Set exercise:
Identify and pull out each line of the entries in which "Manual" occurs.

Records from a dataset
(begin)
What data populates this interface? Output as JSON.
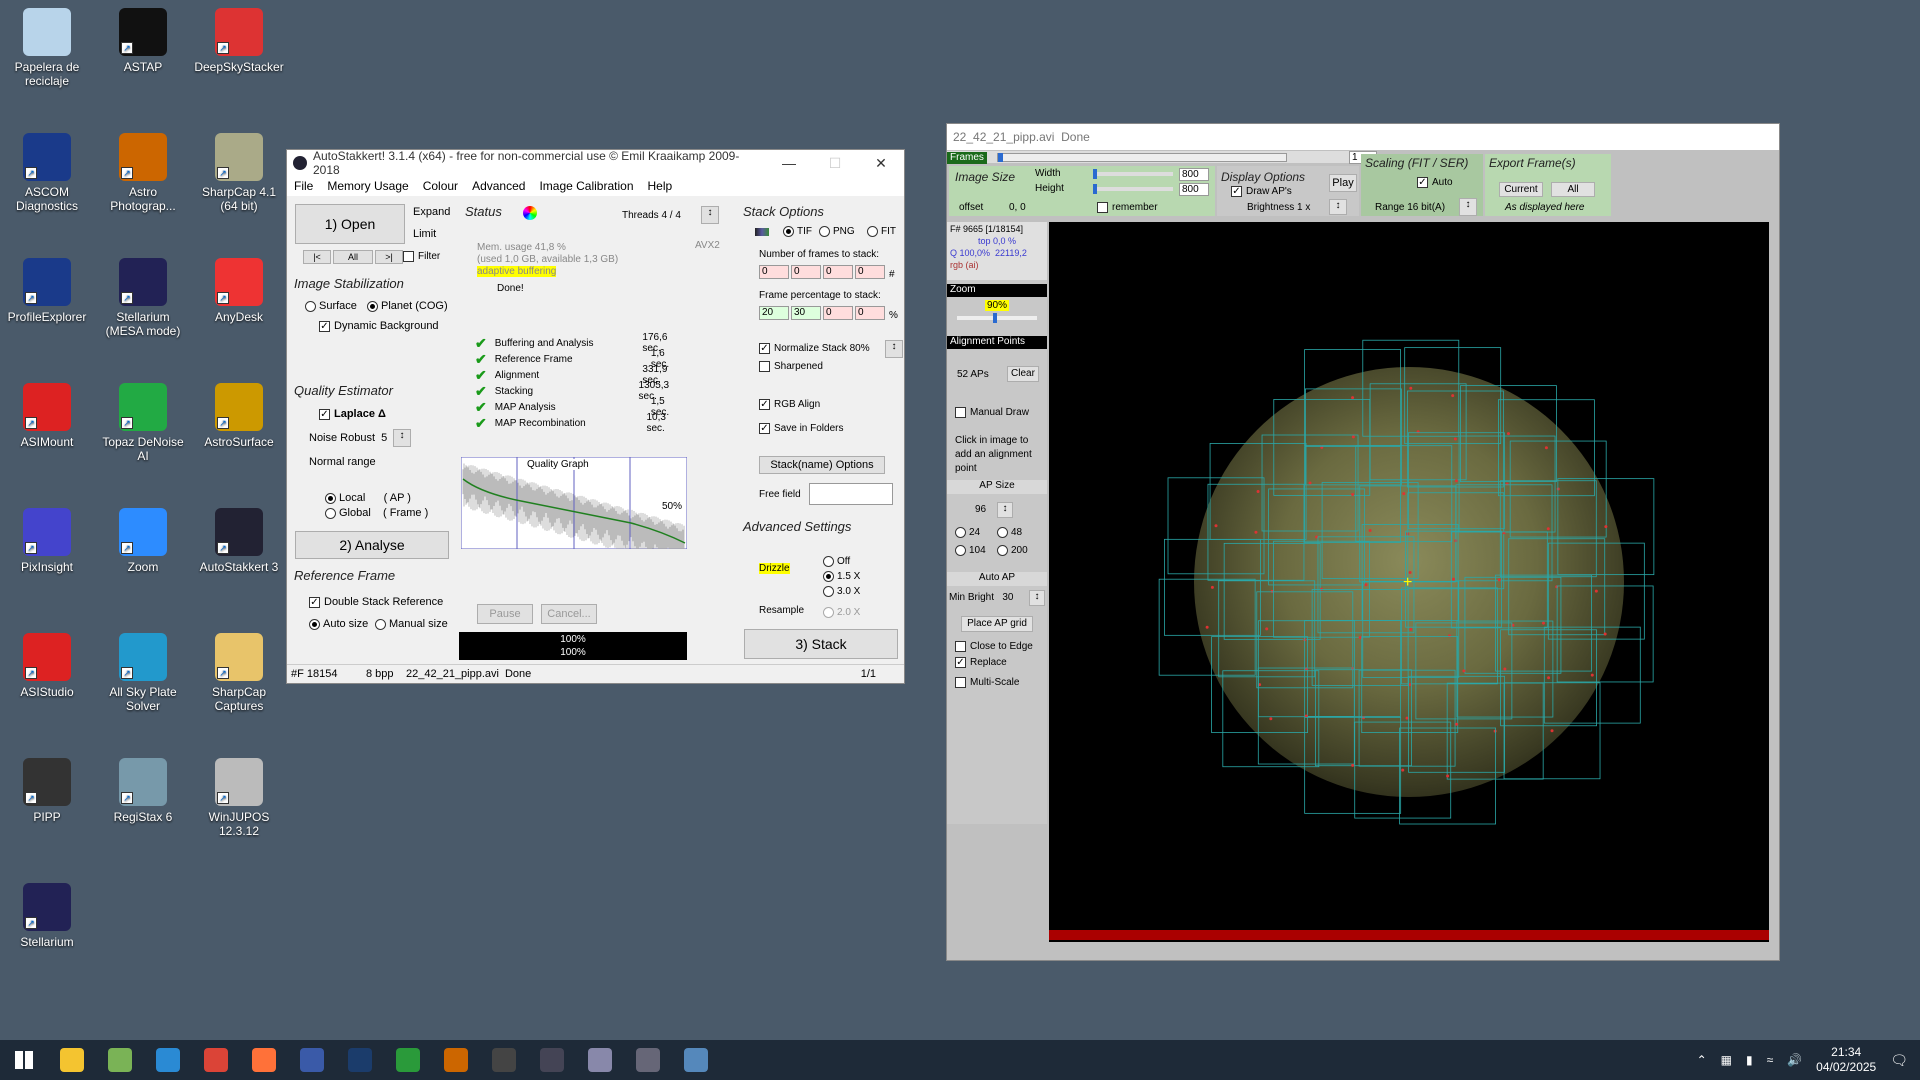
{
  "desktop": {
    "icons": [
      {
        "label": "Papelera de reciclaje",
        "icon": "recycle-bin-icon",
        "color": "#b8d4ea"
      },
      {
        "label": "ASTAP",
        "icon": "astap-icon",
        "color": "#111"
      },
      {
        "label": "DeepSkyStacker",
        "icon": "deepskystacker-icon",
        "color": "#d33"
      },
      {
        "label": "ASCOM Diagnostics",
        "icon": "ascom-icon",
        "color": "#1a3a8a"
      },
      {
        "label": "Astro Photograp...",
        "icon": "astro-photography-icon",
        "color": "#c60"
      },
      {
        "label": "SharpCap 4.1 (64 bit)",
        "icon": "sharpcap-icon",
        "color": "#aa8"
      },
      {
        "label": "ProfileExplorer",
        "icon": "profileexplorer-icon",
        "color": "#1a3a8a"
      },
      {
        "label": "Stellarium (MESA mode)",
        "icon": "stellarium-icon",
        "color": "#225"
      },
      {
        "label": "AnyDesk",
        "icon": "anydesk-icon",
        "color": "#e33"
      },
      {
        "label": "ASIMount",
        "icon": "asimount-icon",
        "color": "#d22"
      },
      {
        "label": "Topaz DeNoise AI",
        "icon": "topaz-icon",
        "color": "#2a4"
      },
      {
        "label": "AstroSurface",
        "icon": "astrosurface-icon",
        "color": "#c90"
      },
      {
        "label": "PixInsight",
        "icon": "pixinsight-icon",
        "color": "#44c"
      },
      {
        "label": "Zoom",
        "icon": "zoom-icon",
        "color": "#2d8cff"
      },
      {
        "label": "AutoStakkert 3",
        "icon": "autostakkert-icon",
        "color": "#223"
      },
      {
        "label": "ASIStudio",
        "icon": "asistudio-icon",
        "color": "#d22"
      },
      {
        "label": "All Sky Plate Solver",
        "icon": "plate-solver-icon",
        "color": "#29c"
      },
      {
        "label": "SharpCap Captures",
        "icon": "folder-icon",
        "color": "#e8c46a"
      },
      {
        "label": "PIPP",
        "icon": "pipp-icon",
        "color": "#333"
      },
      {
        "label": "RegiStax 6",
        "icon": "registax-icon",
        "color": "#79a"
      },
      {
        "label": "WinJUPOS 12.3.12",
        "icon": "winjupos-icon",
        "color": "#bbb"
      },
      {
        "label": "Stellarium",
        "icon": "stellarium-icon",
        "color": "#225"
      }
    ]
  },
  "as": {
    "title": "AutoStakkert! 3.1.4 (x64) - free for non-commercial use © Emil Kraaikamp 2009-2018",
    "menu": [
      "File",
      "Memory Usage",
      "Colour",
      "Advanced",
      "Image Calibration",
      "Help"
    ],
    "open": "1) Open",
    "expand": "Expand",
    "limit": "Limit",
    "nav": [
      "|<",
      "All",
      ">|"
    ],
    "filter": "Filter",
    "img_stab": "Image Stabilization",
    "surface": "Surface",
    "planet": "Planet (COG)",
    "dyn_bg": "Dynamic Background",
    "quality": "Quality Estimator",
    "laplace": "Laplace Δ",
    "noise": "Noise Robust",
    "noise_val": "5",
    "normal_range": "Normal range",
    "local": "Local",
    "local_ap": "( AP )",
    "global": "Global",
    "global_frame": "( Frame )",
    "analyse": "2) Analyse",
    "ref_frame": "Reference Frame",
    "double_stack": "Double Stack Reference",
    "auto_size": "Auto size",
    "manual_size": "Manual size",
    "status": "Status",
    "threads": "Threads 4 / 4",
    "avx": "AVX2",
    "mem1": "Mem. usage 41,8 %",
    "mem2": "(used 1,0 GB, available 1,3 GB)",
    "adaptive": "adaptive buffering",
    "done": "Done!",
    "steps": [
      {
        "label": "Buffering and Analysis",
        "time": "176,6 sec."
      },
      {
        "label": "Reference Frame",
        "time": "1,6 sec."
      },
      {
        "label": "Alignment",
        "time": "331,9 sec."
      },
      {
        "label": "Stacking",
        "time": "1305,3 sec."
      },
      {
        "label": "MAP Analysis",
        "time": "1,5 sec."
      },
      {
        "label": "MAP Recombination",
        "time": "10,3 sec."
      }
    ],
    "graph_title": "Quality Graph",
    "graph_pct": "50%",
    "pause": "Pause",
    "cancel": "Cancel...",
    "prog1": "100%",
    "prog2": "100%",
    "stack_options": "Stack Options",
    "tif": "TIF",
    "png": "PNG",
    "fit": "FIT",
    "nframes": "Number of frames to stack:",
    "frames": [
      "0",
      "0",
      "0",
      "0"
    ],
    "hash": "#",
    "pctlabel": "Frame percentage to stack:",
    "pcts": [
      "20",
      "30",
      "0",
      "0"
    ],
    "pctsign": "%",
    "normalize": "Normalize Stack 80%",
    "sharpened": "Sharpened",
    "rgb_align": "RGB Align",
    "save_folders": "Save in Folders",
    "stackname": "Stack(name) Options",
    "free_field": "Free field",
    "adv": "Advanced Settings",
    "drizzle": "Drizzle",
    "off": "Off",
    "x15": "1.5 X",
    "x30": "3.0 X",
    "resample": "Resample",
    "x20": "2.0 X",
    "stack": "3) Stack",
    "sb": [
      "#F 18154",
      "8 bpp",
      "22_42_21_pipp.avi",
      "Done",
      "1/1"
    ]
  },
  "fw": {
    "title": "22_42_21_pipp.avi",
    "title_status": "Done",
    "frames": "Frames",
    "frame_no": "1",
    "image_size": "Image Size",
    "width": "Width",
    "height": "Height",
    "w_val": "800",
    "h_val": "800",
    "offset": "offset",
    "offset_val": "0, 0",
    "remember": "remember",
    "display": "Display Options",
    "draw_aps": "Draw AP's",
    "brightness": "Brightness 1 x",
    "play": "Play",
    "scaling": "Scaling (FIT / SER)",
    "auto": "Auto",
    "range": "Range 16 bit(A)",
    "export": "Export Frame(s)",
    "current": "Current",
    "all": "All",
    "as_displayed": "As displayed here",
    "info1": "F# 9665 [1/18154]",
    "info2": "top 0,0 %",
    "info3": "Q 100,0%",
    "info3b": "22119,2",
    "info4": "rgb (ai)",
    "zoom": "Zoom",
    "zoom_val": "90%",
    "ap_header": "Alignment Points",
    "aps": "52 APs",
    "clear": "Clear",
    "manual_draw": "Manual Draw",
    "click_hint": "Click in image to add an alignment point",
    "ap_size": "AP Size",
    "ap_size_val": "96",
    "sizes": [
      "24",
      "48",
      "104",
      "200"
    ],
    "auto_ap": "Auto AP",
    "min_bright": "Min Bright",
    "min_bright_val": "30",
    "place_grid": "Place AP grid",
    "close_edge": "Close to Edge",
    "replace": "Replace",
    "multi_scale": "Multi-Scale",
    "frame_pos": 0.0
  },
  "taskbar": {
    "time": "21:34",
    "date": "04/02/2025",
    "apps": [
      {
        "name": "file-explorer-icon",
        "color": "#f4c430"
      },
      {
        "name": "notepad-icon",
        "color": "#7ab356"
      },
      {
        "name": "vscode-icon",
        "color": "#2a8ad4"
      },
      {
        "name": "chrome-icon",
        "color": "#db4437"
      },
      {
        "name": "firefox-icon",
        "color": "#ff7139"
      },
      {
        "name": "ascom-app-icon",
        "color": "#3a5aa8"
      },
      {
        "name": "lightroom-icon",
        "color": "#1b3c6b"
      },
      {
        "name": "gps-icon",
        "color": "#2a9a3a"
      },
      {
        "name": "astro-app-icon",
        "color": "#c60"
      },
      {
        "name": "pipp-app-icon",
        "color": "#444"
      },
      {
        "name": "autostakkert-app-icon",
        "color": "#445"
      },
      {
        "name": "paint-icon",
        "color": "#88a"
      },
      {
        "name": "camera-app-icon",
        "color": "#667"
      },
      {
        "name": "window-app-icon",
        "color": "#58b"
      }
    ]
  }
}
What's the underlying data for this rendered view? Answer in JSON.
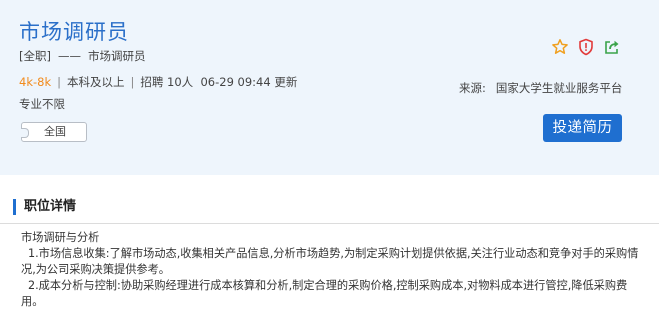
{
  "job": {
    "title": "市场调研员",
    "type": "[全职]",
    "type_sep": "——",
    "category": "市场调研员",
    "salary": "4k-8k",
    "education": "本科及以上",
    "hiring": "招聘 10人",
    "updated": "06-29 09:44 更新",
    "major": "专业不限",
    "region": "全国"
  },
  "source": {
    "label": "来源:",
    "value": "国家大学生就业服务平台"
  },
  "actions": {
    "apply_label": "投递简历",
    "icons": [
      "star-icon",
      "report-shield-icon",
      "share-icon"
    ]
  },
  "section": {
    "title": "职位详情"
  },
  "description": {
    "heading": "市场调研与分析",
    "items": [
      "1.市场信息收集:了解市场动态,收集相关产品信息,分析市场趋势,为制定采购计划提供依据,关注行业动态和竞争对手的采购情况,为公司采购决策提供参考。",
      "2.成本分析与控制:协助采购经理进行成本核算和分析,制定合理的采购价格,控制采购成本,对物料成本进行管控,降低采购费用。"
    ]
  },
  "colors": {
    "accent": "#1f6fd0",
    "title": "#2a6fc9",
    "salary": "#f28b1c",
    "header_bg": "#eef5fc",
    "star": "#f0a020",
    "report": "#e23b3b",
    "share": "#3aa34a"
  }
}
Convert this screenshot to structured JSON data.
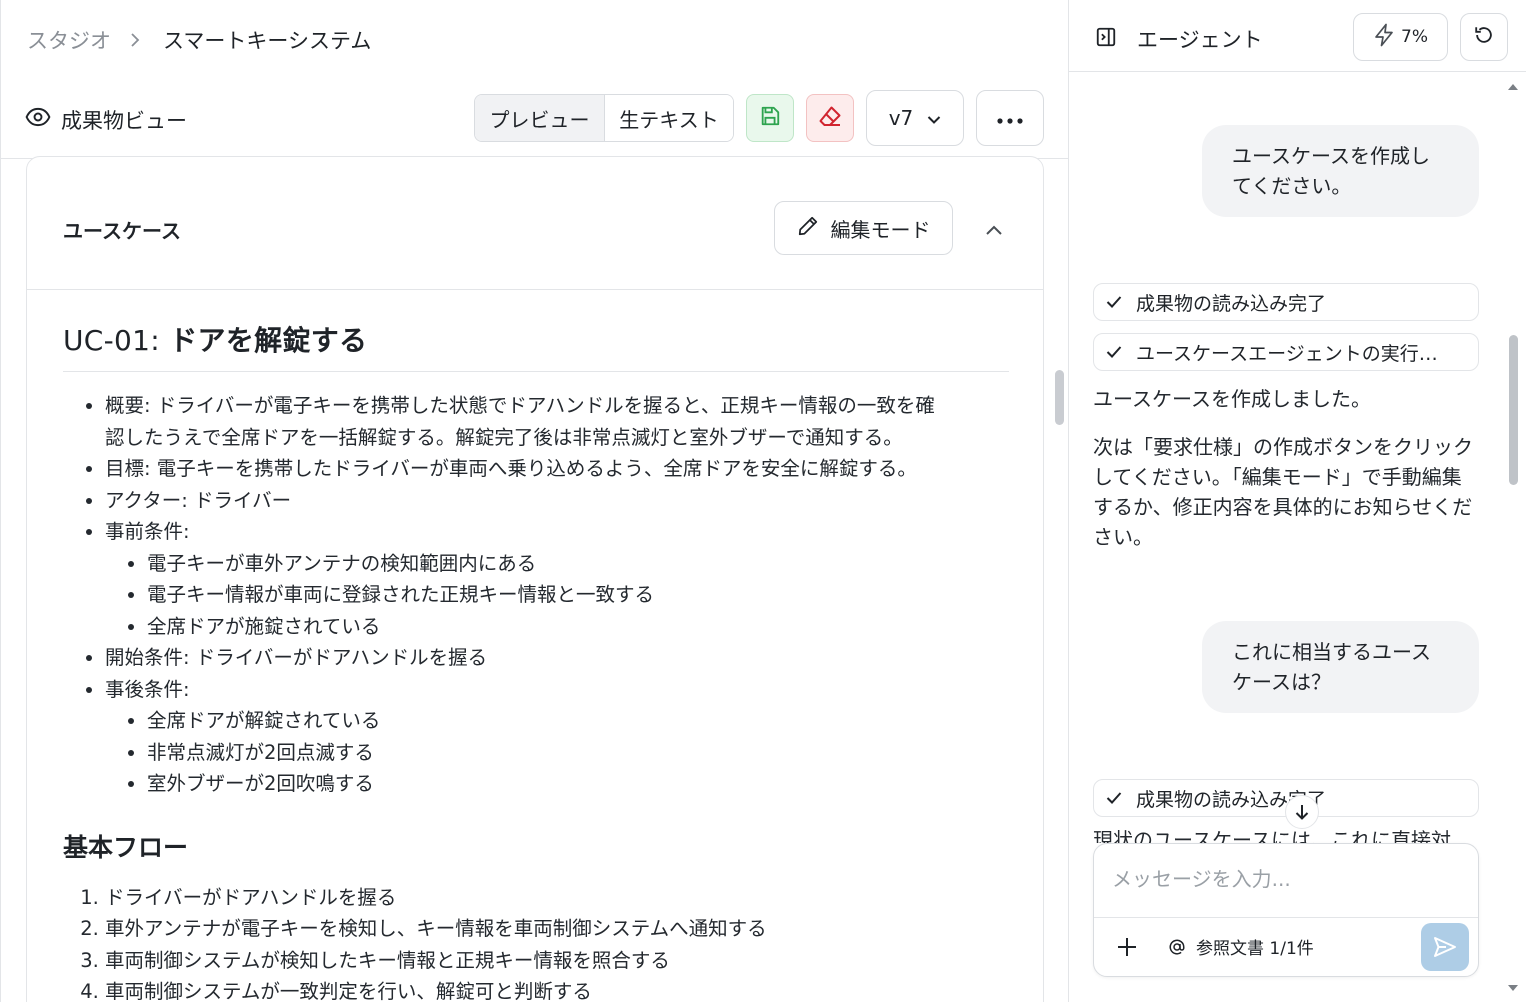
{
  "breadcrumb": {
    "root": "スタジオ",
    "current": "スマートキーシステム"
  },
  "view": {
    "title": "成果物ビュー",
    "tabs": {
      "preview": "プレビュー",
      "raw": "生テキスト"
    },
    "version": "v7"
  },
  "card": {
    "title": "ユースケース",
    "edit_label": "編集モード",
    "doc": {
      "h1_id": "UC-01:",
      "h1_title": "ドアを解錠する",
      "overview_1": "概要: ドライバーが電子キーを携帯した状態でドアハンドルを握ると、正規キー情報の一致を確",
      "overview_2": "認したうえで全席ドアを一括解錠する。解錠完了後は非常点滅灯と室外ブザーで通知する。",
      "goal": "目標: 電子キーを携帯したドライバーが車両へ乗り込めるよう、全席ドアを安全に解錠する。",
      "actor": "アクター: ドライバー",
      "pre_label": "事前条件:",
      "pre": [
        "電子キーが車外アンテナの検知範囲内にある",
        "電子キー情報が車両に登録された正規キー情報と一致する",
        "全席ドアが施錠されている"
      ],
      "trigger": "開始条件: ドライバーがドアハンドルを握る",
      "post_label": "事後条件:",
      "post": [
        "全席ドアが解錠されている",
        "非常点滅灯が2回点滅する",
        "室外ブザーが2回吹鳴する"
      ],
      "flow_title": "基本フロー",
      "flow": [
        "ドライバーがドアハンドルを握る",
        "車外アンテナが電子キーを検知し、キー情報を車両制御システムへ通知する",
        "車両制御システムが検知したキー情報と正規キー情報を照合する",
        "車両制御システムが一致判定を行い、解錠可と判断する"
      ]
    }
  },
  "agent": {
    "title": "エージェント",
    "usage": "7%",
    "messages": {
      "user1": "ユースケースを作成してください。",
      "status1": "成果物の読み込み完了",
      "status2": "ユースケースエージェントの実行完了",
      "reply1": "ユースケースを作成しました。",
      "reply2": "次は「要求仕様」の作成ボタンをクリックしてください。「編集モード」で手動編集するか、修正内容を具体的にお知らせください。",
      "user2": "これに相当するユースケースは？",
      "status3": "成果物の読み込み完了",
      "reply3_partial": "現状のユースケースには、これに直接対"
    },
    "composer": {
      "placeholder": "メッセージを入力...",
      "ref_label": "参照文書 1/1件"
    }
  },
  "colors": {
    "save": "#2ea44f",
    "erase": "#d1242f",
    "send": "#aecde6"
  }
}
(end)
Response below:
    "manual_size": "Manual size",
    "manual_draw": "Manual Draw",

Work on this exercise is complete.